**AIM:**
Return the lines below that carry the word "Ostschweiz".

BEGIN

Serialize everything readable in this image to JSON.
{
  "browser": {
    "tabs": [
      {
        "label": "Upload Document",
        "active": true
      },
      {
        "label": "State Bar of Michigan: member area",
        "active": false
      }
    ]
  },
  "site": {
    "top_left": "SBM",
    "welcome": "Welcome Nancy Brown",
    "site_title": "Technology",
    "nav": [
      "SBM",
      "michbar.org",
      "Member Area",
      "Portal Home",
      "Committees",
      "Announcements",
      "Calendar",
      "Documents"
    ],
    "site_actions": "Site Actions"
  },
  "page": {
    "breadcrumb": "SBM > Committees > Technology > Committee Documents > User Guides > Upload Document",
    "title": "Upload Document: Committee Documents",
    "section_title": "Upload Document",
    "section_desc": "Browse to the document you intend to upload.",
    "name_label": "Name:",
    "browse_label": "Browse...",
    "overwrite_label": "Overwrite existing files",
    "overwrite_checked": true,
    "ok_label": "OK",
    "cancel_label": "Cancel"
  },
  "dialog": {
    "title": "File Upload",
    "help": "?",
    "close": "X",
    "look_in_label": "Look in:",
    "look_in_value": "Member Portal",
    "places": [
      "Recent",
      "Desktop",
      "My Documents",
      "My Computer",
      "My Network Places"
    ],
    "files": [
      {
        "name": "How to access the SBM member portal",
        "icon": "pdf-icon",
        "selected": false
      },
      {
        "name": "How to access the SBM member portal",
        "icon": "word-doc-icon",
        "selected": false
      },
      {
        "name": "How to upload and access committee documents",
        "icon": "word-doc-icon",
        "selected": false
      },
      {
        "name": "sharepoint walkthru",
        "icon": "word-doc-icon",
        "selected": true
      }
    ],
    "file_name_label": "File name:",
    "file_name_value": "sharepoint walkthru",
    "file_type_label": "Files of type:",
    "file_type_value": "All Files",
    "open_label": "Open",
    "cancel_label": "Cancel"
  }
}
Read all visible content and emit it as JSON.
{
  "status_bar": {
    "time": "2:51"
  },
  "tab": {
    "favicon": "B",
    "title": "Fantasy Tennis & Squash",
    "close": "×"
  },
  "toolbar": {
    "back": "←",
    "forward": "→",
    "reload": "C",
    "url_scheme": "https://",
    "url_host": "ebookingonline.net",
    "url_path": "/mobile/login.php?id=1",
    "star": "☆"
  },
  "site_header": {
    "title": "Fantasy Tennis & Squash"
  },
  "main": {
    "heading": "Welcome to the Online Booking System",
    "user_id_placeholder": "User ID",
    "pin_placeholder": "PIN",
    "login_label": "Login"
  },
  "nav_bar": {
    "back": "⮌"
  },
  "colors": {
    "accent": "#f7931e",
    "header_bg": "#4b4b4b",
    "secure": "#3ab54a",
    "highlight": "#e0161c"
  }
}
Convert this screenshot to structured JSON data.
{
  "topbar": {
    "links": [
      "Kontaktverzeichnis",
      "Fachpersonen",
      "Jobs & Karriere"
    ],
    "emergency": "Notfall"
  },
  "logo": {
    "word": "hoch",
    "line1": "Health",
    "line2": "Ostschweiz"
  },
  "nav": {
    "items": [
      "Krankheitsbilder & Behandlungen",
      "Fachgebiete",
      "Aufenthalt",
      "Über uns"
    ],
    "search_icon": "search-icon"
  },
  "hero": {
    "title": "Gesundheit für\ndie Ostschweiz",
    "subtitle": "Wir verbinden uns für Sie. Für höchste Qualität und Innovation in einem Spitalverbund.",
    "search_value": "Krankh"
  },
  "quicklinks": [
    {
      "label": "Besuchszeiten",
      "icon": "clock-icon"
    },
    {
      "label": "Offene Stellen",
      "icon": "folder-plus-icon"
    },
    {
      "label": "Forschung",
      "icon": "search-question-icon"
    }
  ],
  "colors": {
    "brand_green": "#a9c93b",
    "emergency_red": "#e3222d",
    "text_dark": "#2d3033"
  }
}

END

**FINAL RESULT:**
    "line2": "Ostschweiz"
    "title": "Gesundheit für\ndie Ostschweiz",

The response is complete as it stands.